_THE RECORDS_
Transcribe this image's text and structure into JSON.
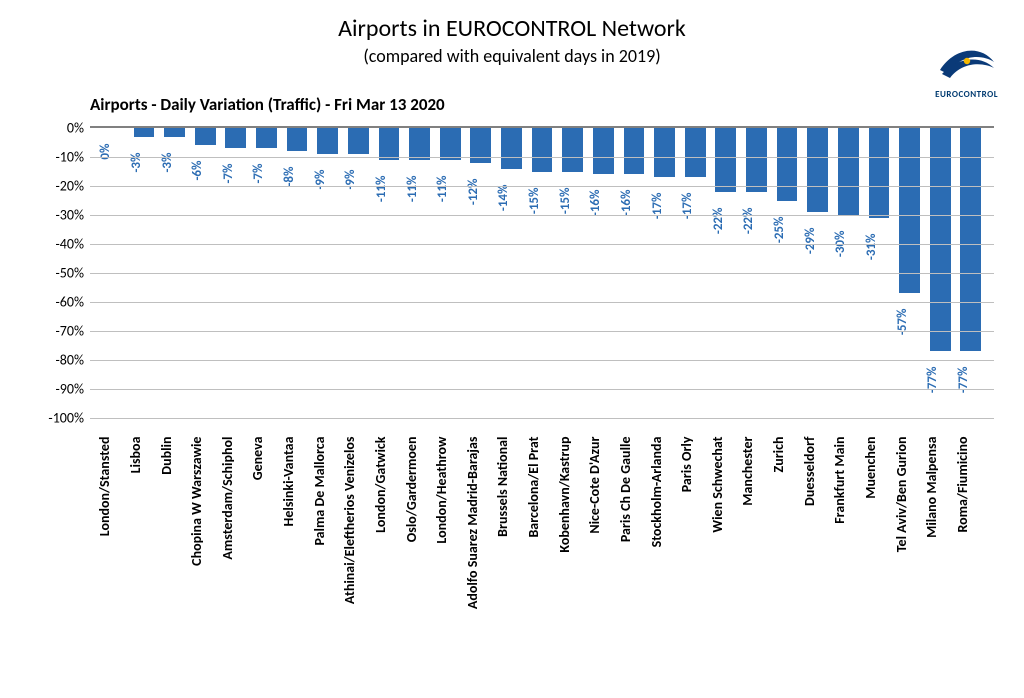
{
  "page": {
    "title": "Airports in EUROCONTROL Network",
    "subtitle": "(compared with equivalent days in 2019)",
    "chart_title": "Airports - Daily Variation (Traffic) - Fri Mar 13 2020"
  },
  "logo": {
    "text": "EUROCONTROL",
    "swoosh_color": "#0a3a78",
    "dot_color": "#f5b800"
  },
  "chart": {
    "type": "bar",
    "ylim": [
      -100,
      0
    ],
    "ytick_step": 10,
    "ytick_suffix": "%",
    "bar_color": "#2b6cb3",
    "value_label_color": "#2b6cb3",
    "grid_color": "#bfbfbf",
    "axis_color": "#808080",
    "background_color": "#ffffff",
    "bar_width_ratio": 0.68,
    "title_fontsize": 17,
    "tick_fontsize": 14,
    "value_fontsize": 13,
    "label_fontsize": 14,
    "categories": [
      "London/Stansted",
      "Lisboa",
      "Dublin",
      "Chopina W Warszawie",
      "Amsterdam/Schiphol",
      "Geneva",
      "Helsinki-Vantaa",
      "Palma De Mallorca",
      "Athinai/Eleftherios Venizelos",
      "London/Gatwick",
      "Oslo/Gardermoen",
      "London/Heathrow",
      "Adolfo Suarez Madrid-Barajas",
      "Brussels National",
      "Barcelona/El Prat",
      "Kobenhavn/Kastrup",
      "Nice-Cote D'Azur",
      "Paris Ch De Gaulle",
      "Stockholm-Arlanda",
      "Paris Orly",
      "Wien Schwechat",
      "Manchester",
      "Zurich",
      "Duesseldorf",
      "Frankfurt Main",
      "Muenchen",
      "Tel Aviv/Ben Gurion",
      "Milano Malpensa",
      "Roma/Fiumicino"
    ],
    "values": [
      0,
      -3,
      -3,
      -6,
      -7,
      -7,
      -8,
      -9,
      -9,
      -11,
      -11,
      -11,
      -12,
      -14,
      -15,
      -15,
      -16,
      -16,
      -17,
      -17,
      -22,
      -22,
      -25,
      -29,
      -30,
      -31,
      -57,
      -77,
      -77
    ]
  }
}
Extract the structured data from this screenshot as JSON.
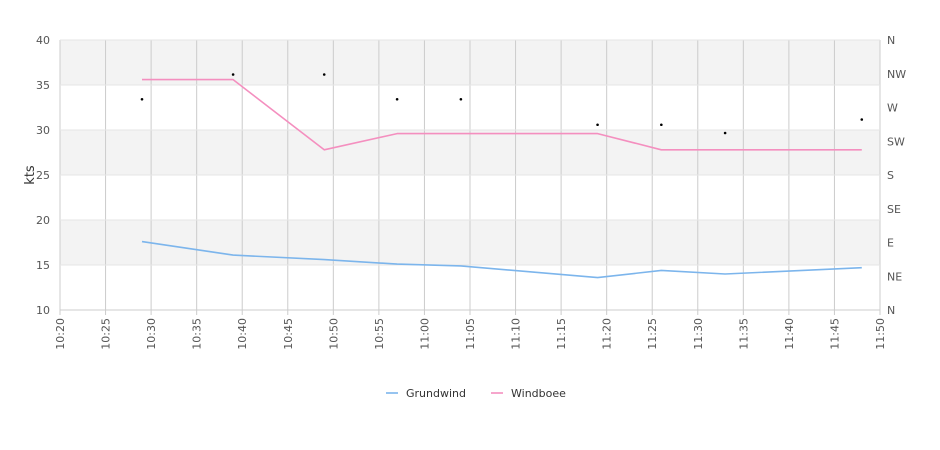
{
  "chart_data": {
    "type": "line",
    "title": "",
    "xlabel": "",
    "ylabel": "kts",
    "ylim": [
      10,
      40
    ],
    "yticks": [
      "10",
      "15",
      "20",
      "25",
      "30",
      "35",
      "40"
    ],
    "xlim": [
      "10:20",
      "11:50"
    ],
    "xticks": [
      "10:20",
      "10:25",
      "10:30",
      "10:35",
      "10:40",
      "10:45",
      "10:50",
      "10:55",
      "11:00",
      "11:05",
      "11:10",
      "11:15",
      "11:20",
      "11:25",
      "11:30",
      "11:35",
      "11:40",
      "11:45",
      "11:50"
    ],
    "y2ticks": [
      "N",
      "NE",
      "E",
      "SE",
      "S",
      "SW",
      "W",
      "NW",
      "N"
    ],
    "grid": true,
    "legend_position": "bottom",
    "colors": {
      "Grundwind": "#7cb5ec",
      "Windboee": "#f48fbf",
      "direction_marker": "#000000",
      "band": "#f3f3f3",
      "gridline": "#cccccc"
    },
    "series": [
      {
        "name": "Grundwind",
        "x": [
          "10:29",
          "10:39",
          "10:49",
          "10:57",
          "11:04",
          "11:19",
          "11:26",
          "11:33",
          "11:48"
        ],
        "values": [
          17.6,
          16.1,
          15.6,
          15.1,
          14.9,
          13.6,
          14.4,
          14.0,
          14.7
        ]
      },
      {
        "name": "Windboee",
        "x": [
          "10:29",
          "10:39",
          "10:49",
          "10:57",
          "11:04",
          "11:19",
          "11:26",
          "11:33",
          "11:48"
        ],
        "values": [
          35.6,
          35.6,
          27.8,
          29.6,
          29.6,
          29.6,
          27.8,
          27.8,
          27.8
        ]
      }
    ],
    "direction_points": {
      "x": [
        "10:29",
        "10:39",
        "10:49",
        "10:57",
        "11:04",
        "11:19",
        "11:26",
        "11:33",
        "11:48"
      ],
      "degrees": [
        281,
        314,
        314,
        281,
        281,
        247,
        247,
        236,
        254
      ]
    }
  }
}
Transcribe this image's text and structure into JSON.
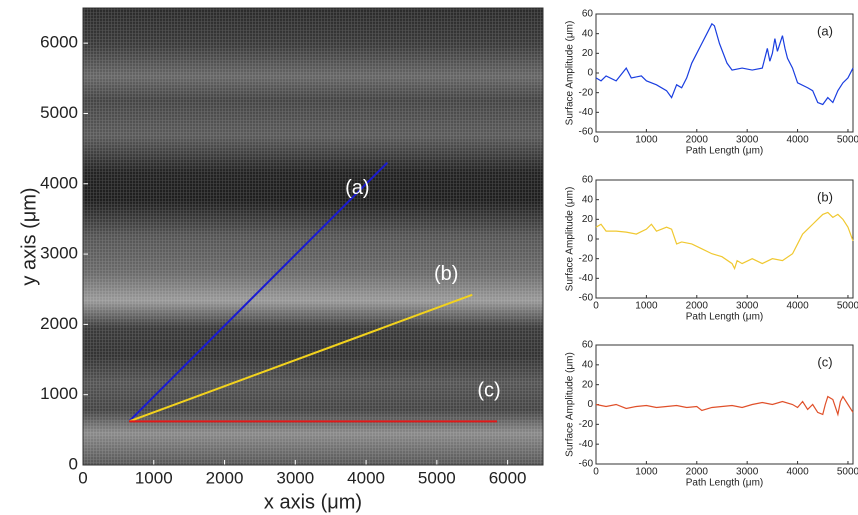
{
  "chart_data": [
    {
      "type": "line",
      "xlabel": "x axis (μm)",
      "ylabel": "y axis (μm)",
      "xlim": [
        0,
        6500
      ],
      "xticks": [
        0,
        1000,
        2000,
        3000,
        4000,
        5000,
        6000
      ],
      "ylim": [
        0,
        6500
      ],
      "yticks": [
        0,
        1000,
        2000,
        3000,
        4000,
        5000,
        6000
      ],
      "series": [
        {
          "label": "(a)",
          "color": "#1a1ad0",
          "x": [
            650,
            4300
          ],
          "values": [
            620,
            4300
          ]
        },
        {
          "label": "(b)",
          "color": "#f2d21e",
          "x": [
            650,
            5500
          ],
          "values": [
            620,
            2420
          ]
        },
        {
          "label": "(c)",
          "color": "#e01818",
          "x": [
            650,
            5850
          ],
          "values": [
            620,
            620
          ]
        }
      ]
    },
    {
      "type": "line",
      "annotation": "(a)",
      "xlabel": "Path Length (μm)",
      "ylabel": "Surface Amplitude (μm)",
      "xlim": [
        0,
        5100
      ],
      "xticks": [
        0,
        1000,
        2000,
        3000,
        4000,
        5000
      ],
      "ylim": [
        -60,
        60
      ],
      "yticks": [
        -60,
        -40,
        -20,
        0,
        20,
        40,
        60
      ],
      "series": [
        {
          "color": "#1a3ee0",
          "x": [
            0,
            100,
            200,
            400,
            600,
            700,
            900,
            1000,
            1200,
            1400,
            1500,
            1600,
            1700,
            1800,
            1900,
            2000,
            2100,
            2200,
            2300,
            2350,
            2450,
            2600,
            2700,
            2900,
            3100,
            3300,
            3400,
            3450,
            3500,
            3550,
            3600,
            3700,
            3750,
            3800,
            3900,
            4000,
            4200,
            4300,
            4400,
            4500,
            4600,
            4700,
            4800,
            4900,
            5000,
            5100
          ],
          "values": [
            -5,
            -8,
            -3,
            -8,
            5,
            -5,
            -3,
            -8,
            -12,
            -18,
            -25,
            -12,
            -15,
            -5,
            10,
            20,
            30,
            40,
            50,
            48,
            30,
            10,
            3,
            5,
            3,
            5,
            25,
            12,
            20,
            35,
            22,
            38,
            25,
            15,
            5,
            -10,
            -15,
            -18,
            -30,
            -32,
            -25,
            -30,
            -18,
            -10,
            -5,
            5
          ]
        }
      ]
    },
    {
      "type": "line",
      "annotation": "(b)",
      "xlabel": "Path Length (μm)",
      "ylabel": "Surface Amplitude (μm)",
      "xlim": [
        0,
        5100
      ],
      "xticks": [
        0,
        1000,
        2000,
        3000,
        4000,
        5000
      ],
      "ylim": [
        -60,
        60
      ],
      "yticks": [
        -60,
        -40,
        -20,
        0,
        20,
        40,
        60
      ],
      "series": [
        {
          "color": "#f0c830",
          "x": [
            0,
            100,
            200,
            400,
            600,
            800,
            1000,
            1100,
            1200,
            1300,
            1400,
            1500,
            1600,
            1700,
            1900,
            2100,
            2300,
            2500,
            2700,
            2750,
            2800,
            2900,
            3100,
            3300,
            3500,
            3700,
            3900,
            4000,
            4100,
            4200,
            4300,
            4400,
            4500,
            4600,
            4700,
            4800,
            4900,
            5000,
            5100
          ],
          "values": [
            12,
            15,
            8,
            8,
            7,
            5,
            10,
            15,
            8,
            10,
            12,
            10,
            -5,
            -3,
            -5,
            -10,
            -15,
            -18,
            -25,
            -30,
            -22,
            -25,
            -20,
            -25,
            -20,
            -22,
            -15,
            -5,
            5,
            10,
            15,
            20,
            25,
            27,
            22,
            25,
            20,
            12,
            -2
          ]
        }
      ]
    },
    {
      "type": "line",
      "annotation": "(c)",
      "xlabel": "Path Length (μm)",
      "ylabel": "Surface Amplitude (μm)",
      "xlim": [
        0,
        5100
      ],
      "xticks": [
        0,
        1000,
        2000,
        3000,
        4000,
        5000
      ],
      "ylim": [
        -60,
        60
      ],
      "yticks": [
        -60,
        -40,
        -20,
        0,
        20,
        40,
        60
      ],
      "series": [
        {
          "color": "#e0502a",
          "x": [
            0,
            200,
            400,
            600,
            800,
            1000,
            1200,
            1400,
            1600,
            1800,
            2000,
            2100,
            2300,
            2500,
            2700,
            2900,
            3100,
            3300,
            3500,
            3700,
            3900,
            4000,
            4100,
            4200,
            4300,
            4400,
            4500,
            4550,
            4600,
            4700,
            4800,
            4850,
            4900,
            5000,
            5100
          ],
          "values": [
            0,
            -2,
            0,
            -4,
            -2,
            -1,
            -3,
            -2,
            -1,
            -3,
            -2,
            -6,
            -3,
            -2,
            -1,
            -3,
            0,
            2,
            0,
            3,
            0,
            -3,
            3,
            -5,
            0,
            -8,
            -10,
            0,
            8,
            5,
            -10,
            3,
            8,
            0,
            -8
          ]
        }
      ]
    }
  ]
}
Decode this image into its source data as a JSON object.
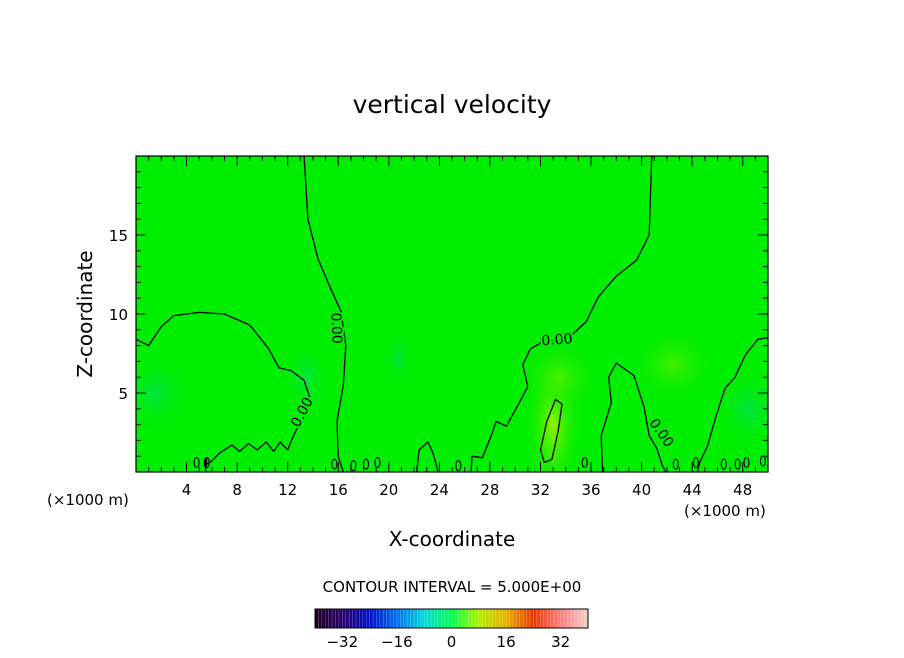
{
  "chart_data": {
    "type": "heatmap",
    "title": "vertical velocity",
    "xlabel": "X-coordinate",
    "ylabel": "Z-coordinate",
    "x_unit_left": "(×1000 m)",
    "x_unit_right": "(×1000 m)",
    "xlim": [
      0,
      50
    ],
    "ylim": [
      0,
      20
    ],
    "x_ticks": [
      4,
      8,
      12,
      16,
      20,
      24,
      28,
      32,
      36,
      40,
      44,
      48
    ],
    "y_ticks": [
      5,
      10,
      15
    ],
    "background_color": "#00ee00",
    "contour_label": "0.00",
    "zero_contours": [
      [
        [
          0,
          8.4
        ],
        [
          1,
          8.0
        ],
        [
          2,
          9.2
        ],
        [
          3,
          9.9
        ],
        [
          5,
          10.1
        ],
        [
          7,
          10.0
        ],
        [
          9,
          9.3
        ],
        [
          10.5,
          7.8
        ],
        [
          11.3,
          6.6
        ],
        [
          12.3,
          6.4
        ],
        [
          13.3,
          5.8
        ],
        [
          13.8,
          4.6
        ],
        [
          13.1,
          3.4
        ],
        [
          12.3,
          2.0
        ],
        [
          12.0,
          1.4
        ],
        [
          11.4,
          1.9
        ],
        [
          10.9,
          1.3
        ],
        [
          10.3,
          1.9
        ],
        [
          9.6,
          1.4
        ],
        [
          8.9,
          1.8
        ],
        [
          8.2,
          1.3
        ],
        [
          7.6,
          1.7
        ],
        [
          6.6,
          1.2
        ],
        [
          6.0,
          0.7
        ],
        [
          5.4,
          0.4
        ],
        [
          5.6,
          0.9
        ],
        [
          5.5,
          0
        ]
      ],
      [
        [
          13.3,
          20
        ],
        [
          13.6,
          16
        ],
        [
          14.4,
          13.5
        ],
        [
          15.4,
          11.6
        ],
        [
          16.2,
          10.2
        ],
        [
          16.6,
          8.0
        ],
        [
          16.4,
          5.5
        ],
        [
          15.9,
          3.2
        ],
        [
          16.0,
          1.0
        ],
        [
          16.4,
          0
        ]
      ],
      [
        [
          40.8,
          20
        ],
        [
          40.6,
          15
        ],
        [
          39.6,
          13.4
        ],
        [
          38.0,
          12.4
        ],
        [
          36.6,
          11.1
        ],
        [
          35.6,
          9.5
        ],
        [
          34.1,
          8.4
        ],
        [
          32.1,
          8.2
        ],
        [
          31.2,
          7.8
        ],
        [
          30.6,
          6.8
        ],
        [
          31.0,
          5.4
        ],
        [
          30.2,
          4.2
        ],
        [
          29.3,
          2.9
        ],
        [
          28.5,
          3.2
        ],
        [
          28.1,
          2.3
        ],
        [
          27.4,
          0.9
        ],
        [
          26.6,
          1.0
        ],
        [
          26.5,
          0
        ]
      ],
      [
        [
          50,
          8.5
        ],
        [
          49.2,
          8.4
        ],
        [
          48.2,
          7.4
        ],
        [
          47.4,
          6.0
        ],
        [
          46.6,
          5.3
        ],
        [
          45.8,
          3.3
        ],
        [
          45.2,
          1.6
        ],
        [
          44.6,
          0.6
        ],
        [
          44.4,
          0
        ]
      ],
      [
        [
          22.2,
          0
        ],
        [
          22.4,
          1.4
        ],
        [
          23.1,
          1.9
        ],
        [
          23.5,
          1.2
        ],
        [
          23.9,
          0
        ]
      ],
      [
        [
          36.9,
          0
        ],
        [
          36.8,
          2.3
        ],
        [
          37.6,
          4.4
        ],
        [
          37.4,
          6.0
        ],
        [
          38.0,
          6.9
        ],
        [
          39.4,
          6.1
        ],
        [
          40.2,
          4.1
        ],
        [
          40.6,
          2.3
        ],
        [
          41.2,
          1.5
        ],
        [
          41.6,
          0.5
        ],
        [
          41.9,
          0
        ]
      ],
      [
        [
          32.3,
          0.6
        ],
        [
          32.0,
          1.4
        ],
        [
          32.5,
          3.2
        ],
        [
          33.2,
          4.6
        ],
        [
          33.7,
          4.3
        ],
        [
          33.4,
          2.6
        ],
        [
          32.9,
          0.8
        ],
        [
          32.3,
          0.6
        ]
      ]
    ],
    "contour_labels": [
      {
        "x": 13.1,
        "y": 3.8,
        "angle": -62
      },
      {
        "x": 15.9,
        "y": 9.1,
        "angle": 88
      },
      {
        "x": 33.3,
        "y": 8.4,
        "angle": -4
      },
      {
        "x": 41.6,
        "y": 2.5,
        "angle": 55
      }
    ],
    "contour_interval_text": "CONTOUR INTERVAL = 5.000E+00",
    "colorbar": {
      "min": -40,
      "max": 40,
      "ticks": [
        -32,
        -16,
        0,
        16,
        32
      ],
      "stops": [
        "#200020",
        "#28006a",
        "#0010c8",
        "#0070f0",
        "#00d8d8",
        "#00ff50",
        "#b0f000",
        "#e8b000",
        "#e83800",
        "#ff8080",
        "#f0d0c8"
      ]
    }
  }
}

_WHAT IS NEEDED_
Find the string "EUROCONTROL" in the entries above and return each line that holds it.

_FULL ANSWER_
    "title": "Airports in EUROCONTROL Network",
    "text": "EUROCONTROL",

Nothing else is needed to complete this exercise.